Data records:
* * *

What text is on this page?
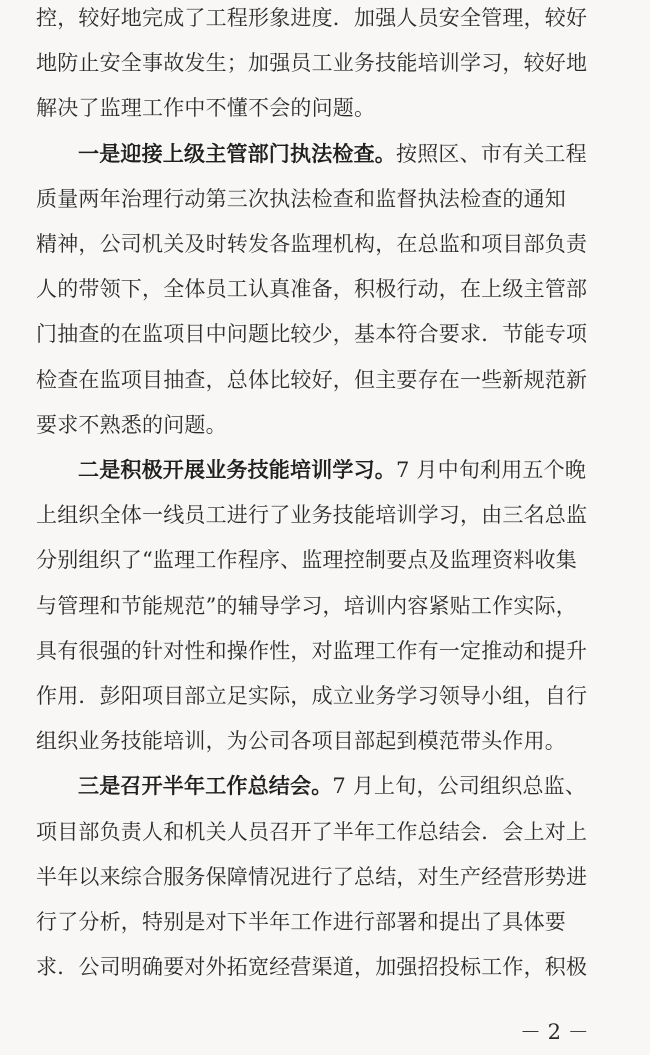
控，较好地完成了工程形象进度．加强人员安全管理，较好
地防止安全事故发生；加强员工业务技能培训学习，较好地
解决了监理工作中不懂不会的问题。
一是迎接上级主管部门执法检查。按照区、市有关工程
质量两年治理行动第三次执法检查和监督执法检查的通知
精神，公司机关及时转发各监理机构，在总监和项目部负责
人的带领下，全体员工认真准备，积极行动，在上级主管部
门抽查的在监项目中问题比较少，基本符合要求．节能专项
检查在监项目抽查，总体比较好，但主要存在一些新规范新
要求不熟悉的问题。
二是积极开展业务技能培训学习。7 月中旬利用五个晚
上组织全体一线员工进行了业务技能培训学习，由三名总监
分别组织了“监理工作程序、监理控制要点及监理资料收集
与管理和节能规范”的辅导学习，培训内容紧贴工作实际，
具有很强的针对性和操作性，对监理工作有一定推动和提升
作用．彭阳项目部立足实际，成立业务学习领导小组，自行
组织业务技能培训，为公司各项目部起到模范带头作用。
三是召开半年工作总结会。7 月上旬，公司组织总监、
项目部负责人和机关人员召开了半年工作总结会．会上对上
半年以来综合服务保障情况进行了总结，对生产经营形势进
行了分析，特别是对下半年工作进行部署和提出了具体要
求．公司明确要对外拓宽经营渠道，加强招投标工作，积极
－ 2 －
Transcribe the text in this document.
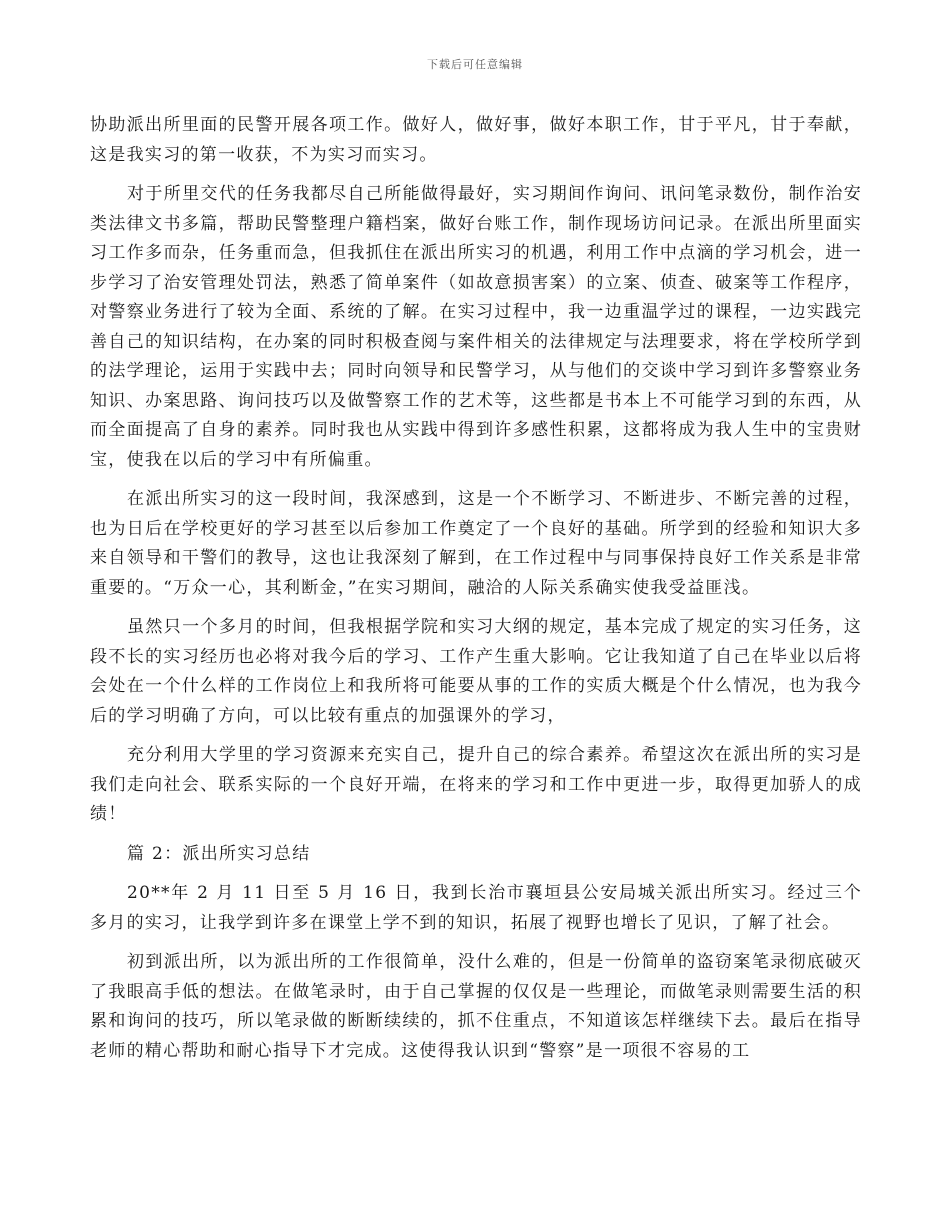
下载后可任意编辑

协助派出所里面的民警开展各项工作。做好人，做好事，做好本职工作，甘于平凡，甘于奉献，这是我实习的第一收获，不为实习而实习。

对于所里交代的任务我都尽自己所能做得最好，实习期间作询问、讯问笔录数份，制作治安类法律文书多篇，帮助民警整理户籍档案，做好台账工作，制作现场访问记录。在派出所里面实习工作多而杂，任务重而急，但我抓住在派出所实习的机遇，利用工作中点滴的学习机会，进一步学习了治安管理处罚法，熟悉了简单案件（如故意损害案）的立案、侦查、破案等工作程序，对警察业务进行了较为全面、系统的了解。在实习过程中，我一边重温学过的课程，一边实践完善自己的知识结构，在办案的同时积极查阅与案件相关的法律规定与法理要求，将在学校所学到的法学理论，运用于实践中去；同时向领导和民警学习，从与他们的交谈中学习到许多警察业务知识、办案思路、询问技巧以及做警察工作的艺术等，这些都是书本上不可能学习到的东西，从而全面提高了自身的素养。同时我也从实践中得到许多感性积累，这都将成为我人生中的宝贵财宝，使我在以后的学习中有所偏重。

在派出所实习的这一段时间，我深感到，这是一个不断学习、不断进步、不断完善的过程，也为日后在学校更好的学习甚至以后参加工作奠定了一个良好的基础。所学到的经验和知识大多来自领导和干警们的教导，这也让我深刻了解到，在工作过程中与同事保持良好工作关系是非常重要的。“万众一心，其利断金，”在实习期间，融洽的人际关系确实使我受益匪浅。

虽然只一个多月的时间，但我根据学院和实习大纲的规定，基本完成了规定的实习任务，这段不长的实习经历也必将对我今后的学习、工作产生重大影响。它让我知道了自己在毕业以后将会处在一个什么样的工作岗位上和我所将可能要从事的工作的实质大概是个什么情况，也为我今后的学习明确了方向，可以比较有重点的加强课外的学习，

充分利用大学里的学习资源来充实自己，提升自己的综合素养。希望这次在派出所的实习是我们走向社会、联系实际的一个良好开端，在将来的学习和工作中更进一步，取得更加骄人的成绩！

篇 2：派出所实习总结

20**年 2 月 11 日至 5 月 16 日，我到长治市襄垣县公安局城关派出所实习。经过三个多月的实习，让我学到许多在课堂上学不到的知识，拓展了视野也增长了见识，了解了社会。

初到派出所，以为派出所的工作很简单，没什么难的，但是一份简单的盗窃案笔录彻底破灭了我眼高手低的想法。在做笔录时，由于自己掌握的仅仅是一些理论，而做笔录则需要生活的积累和询问的技巧，所以笔录做的断断续续的，抓不住重点，不知道该怎样继续下去。最后在指导老师的精心帮助和耐心指导下才完成。这使得我认识到“警察”是一项很不容易的工
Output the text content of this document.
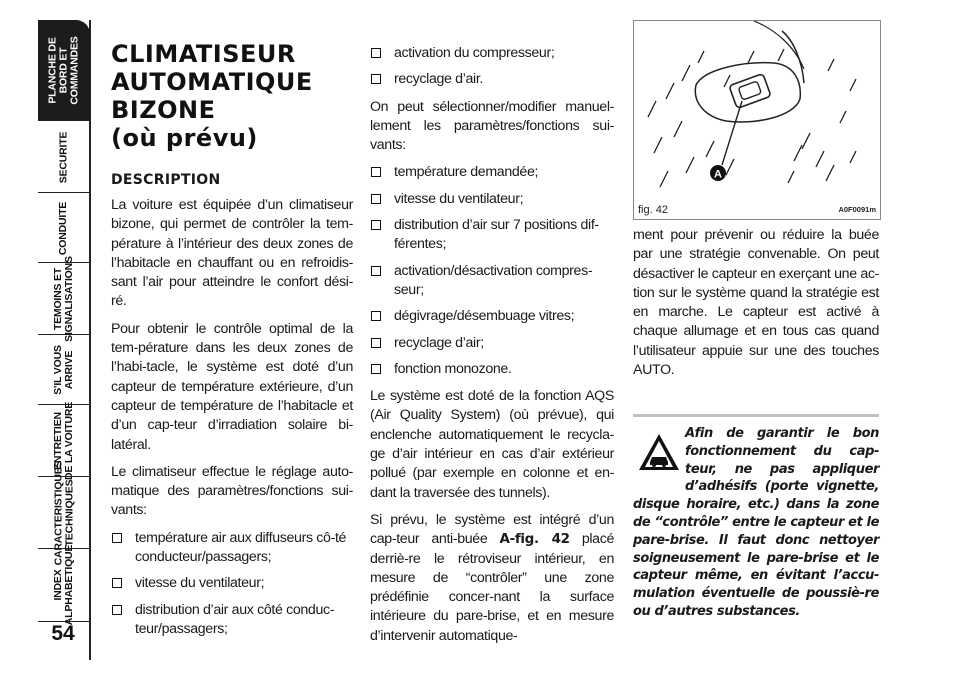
PLANCHE DE
BORD ET
COMMANDES
SECURITE
CONDUITE
TEMOINS ET
SIGNALISATIONS
S'IL VOUS
ARRIVE
ENTRETIEN
DE LA VOITURE
CARACTERISTIQUES
TECHNIQUES
INDEX
ALPHABETIQUE
54
CLIMATISEUR
AUTOMATIQUE
BIZONE
(où prévu)
DESCRIPTION

La voiture est équipée d’un climatiseur bizone, qui permet de contrôler la tem-pérature à l’intérieur des deux zones de l’habitacle en chauffant ou en refroidis-sant l’air pour atteindre le confort dési-ré.

Pour obtenir le contrôle optimal de la tem-pérature dans les deux zones de l’habi-tacle, le système est doté d’un capteur de température extérieure, d’un capteur de température de l’habitacle et d’un cap-teur d’irradiation solaire bi-latéral.

Le climatiseur effectue le réglage auto-matique des paramètres/fonctions sui-vants:

température air aux diffuseurs cô-té conducteur/passagers;
vitesse du ventilateur;
distribution d’air aux côté conduc-teur/passagers;
activation du compresseur;
recyclage d’air.

On peut sélectionner/modifier manuel-lement les paramètres/fonctions sui-vants:

température demandée;
vitesse du ventilateur;
distribution d’air sur 7 positions dif-férentes;
activation/désactivation compres-seur;
dégivrage/désembuage vitres;
recyclage d’air;
fonction monozone.

Le système est doté de la fonction AQS (Air Quality System) (où prévue), qui enclenche automatiquement le recycla-ge d’air intérieur en cas d’air extérieur pollué (par exemple en colonne et en-dant la traversée des tunnels).

Si prévu, le système est intégré d’un cap-teur anti-buée A-fig. 42 placé derriè-re le rétroviseur intérieur, en mesure de “contrôler” une zone prédéfinie concer-nant la surface intérieure du pare-brise, et en mesure d’intervenir automatique-

A
fig. 42	A0F0091m

ment pour prévenir ou réduire la buée par une stratégie convenable. On peut désactiver le capteur en exerçant une ac-tion sur le système quand la stratégie est en marche. Le capteur est activé à chaque allumage et en tous cas quand l’utilisateur appuie sur une des touches AUTO.

Afin de garantir le bon fonctionnement du cap-teur, ne pas appliquer d’adhésifs (porte vignette, disque horaire, etc.) dans la zone de “contrôle” entre le capteur et le pare-brise. Il faut donc nettoyer soigneusement le pare-brise et le capteur même, en évitant l’accu-mulation éventuelle de poussiè-re ou d’autres substances.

* * *

TASK BRIEF: Search the data for "vants" and list every line in which it occurs.

CORRECT ANSWER:
Le climatiseur effectue le réglage auto-matique des paramètres/fonctions sui-vants:
On peut sélectionner/modifier manuel-lement les paramètres/fonctions sui-vants:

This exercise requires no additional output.